- [TASK OBJECTIVE]:
Extend the reading group's page on For Whom The Bell Tolls, picking up right after its final sentence.

======== SELECTION

The Reading Group 

© Copyright 1999-2005

For Whom The Bell Tolls

1954 Nobel Prize in Literature

Ernest Hemingway (1898-1961)

RG Gold Medal 1999

28th September 1999 at Max's House

Synopsis

High in the pine forests of the Spanish Sierra, a guerilla band operating behind the lines of Franco's army prepares to blow up a vital bridge. Robert Jordan, a young American volunteer, has been sent from the Republic to handle the dynamiting.

In the mountains he finds the dangers and the intense comradeship of war - and he discovers Maria, a young woman who has escaped from Franco's rebels...

First lines

He lay flat on the brown, pine-needled floor of the forest, his chin on his folded arms, and high overhead the wind blew in the tops of the pine trees. The mountainside sloped gently where he lay; but below it was steep and he could see the dark of the oiled road winding through the pass. There was a stream alongside the road and far down the pass he saw a mill beside the stream and the falling water of the dam, white in the summer sunlight.

Published reviews

The best book Hemingway has written.
New York Times

One of the greatest novels which our troubled age will produce.
The Observer

The best fictional report on the Spanish Civil War that we possess.
Anthony Burgess

He is one of those who, honestly and undauntedly, reproduces the genuine features of the hard countenance of the age.
Nobel Prize Citation

Our comments

Eliane I don't think any of us expected to enjoy or admire this book as much as we did. There is no doubting that it is a masterpiece.

Hemingway's ability to sustain the plot is superb, maintaining suspense and interest in the three day long story of a guerilla attack. Much of the story is taken up with waiting - Robert Jordan gets to know this band of guerillas and falls in love. As he comes to know the characters of Pablo, Pilar, Anselmo and the rest, so do we. Some of these characters stand out so strongly: Pilar, the old woman leading the band with such strength of character; Pablo, the disillusioned drunk with a strong survival instinct.

================
======== DATA LINES

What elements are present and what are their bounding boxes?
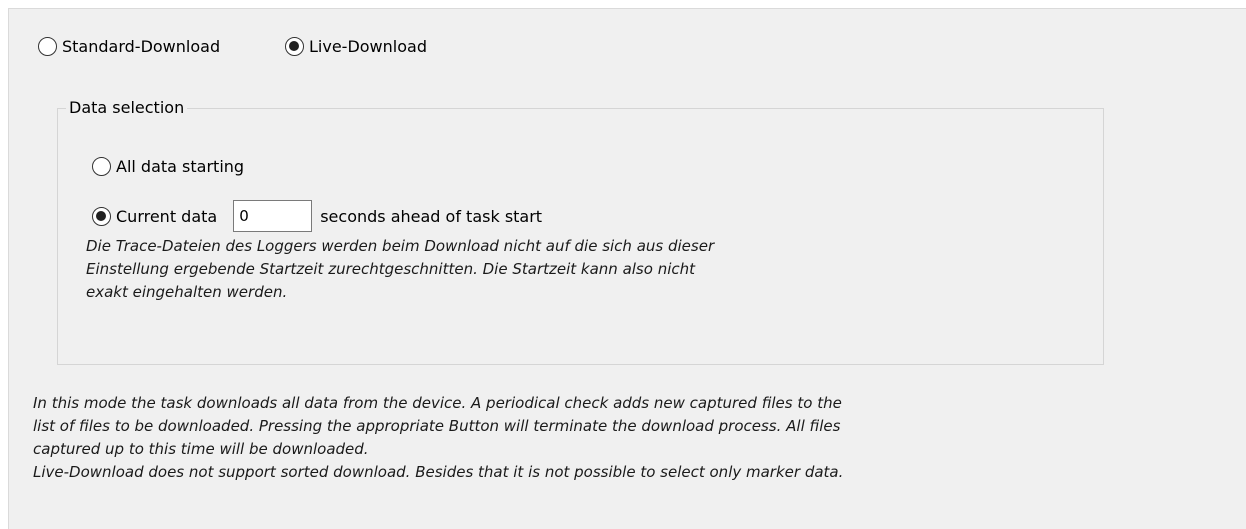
mode-description-line: captured up to this time will be downloa… bbox=[33, 440, 369, 458]
all-data-label: All data starting bbox=[116, 157, 245, 176]
live-download-radio-icon[interactable] bbox=[285, 37, 304, 56]
trace-note-line: Die Trace-Dateien des Loggers werden bei… bbox=[86, 237, 715, 255]
trace-note-line: Einstellung ergebende Startzeit zurechtg… bbox=[86, 260, 696, 278]
data-selection-title: Data selection bbox=[66, 98, 188, 117]
live-download-option[interactable]: Live-Download bbox=[285, 37, 427, 56]
seconds-ahead-input[interactable] bbox=[233, 200, 313, 232]
current-data-label: Current data bbox=[116, 206, 218, 226]
standard-download-label: Standard-Download bbox=[62, 37, 221, 56]
all-data-starting-option[interactable]: All data starting bbox=[92, 157, 244, 176]
trace-note-line: exakt eingehalten werden. bbox=[86, 283, 288, 301]
mode-description: In this mode the task downloads all data… bbox=[33, 392, 843, 484]
current-data-radio-icon[interactable] bbox=[92, 206, 111, 226]
all-data-radio-icon[interactable] bbox=[92, 157, 111, 176]
seconds-ahead-label: seconds ahead of task start bbox=[320, 206, 543, 226]
live-download-label: Live-Download bbox=[309, 37, 427, 56]
mode-description-line: list of files to be downloaded. Pressing… bbox=[33, 417, 841, 435]
mode-description-line: In this mode the task downloads all data… bbox=[33, 394, 842, 412]
standard-download-radio-icon[interactable] bbox=[38, 37, 57, 56]
mode-description-line: Live-Download does not support sorted do… bbox=[33, 463, 844, 481]
standard-download-option[interactable]: Standard-Download bbox=[38, 37, 220, 56]
trace-note: Die Trace-Dateien des Loggers werden bei… bbox=[86, 235, 714, 304]
current-data-option[interactable]: Current data seconds ahead of task start bbox=[92, 200, 542, 232]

================

- [THE RESULT]:
The language is, as everyone always says, deceptively simple. In speech, Hemingway recreates the Spanish in English, which seems clumsy at first but once you become accustomed is somehow more powerful than if he used idiomatic English. And in places, when describing emotions, thought processes or pain, his language runs off into streams of consciousness, reminiscent of Faulkner. Particular passages come to mind as outstanding - Pilar's telling of the overthrow of Fascists in the town, the massacre of El Sordo, the final assault on the bridge.

This is a meaty book about big ideas - it deals with life, death, love and comradeship. Hemingway is clearly writing from some knowledge of both Spain and the Spanish Civil War and this imbues the book with an undoubted authenticity. His cynicism over the involvement of outside parties in the war and his ability to present both the guerillas and the Fascists they are fighting as ordinary men, give this book a political edge rendered the more powerful because of the historical setting of the novel and our own knowledge of the aftermath.

It is far too easy to caricature Hemingway as the macho huntin' shootin' fishin' novelist - and we were definitely expecting that. We were wrong - this is a great book by a great novelist. Read it.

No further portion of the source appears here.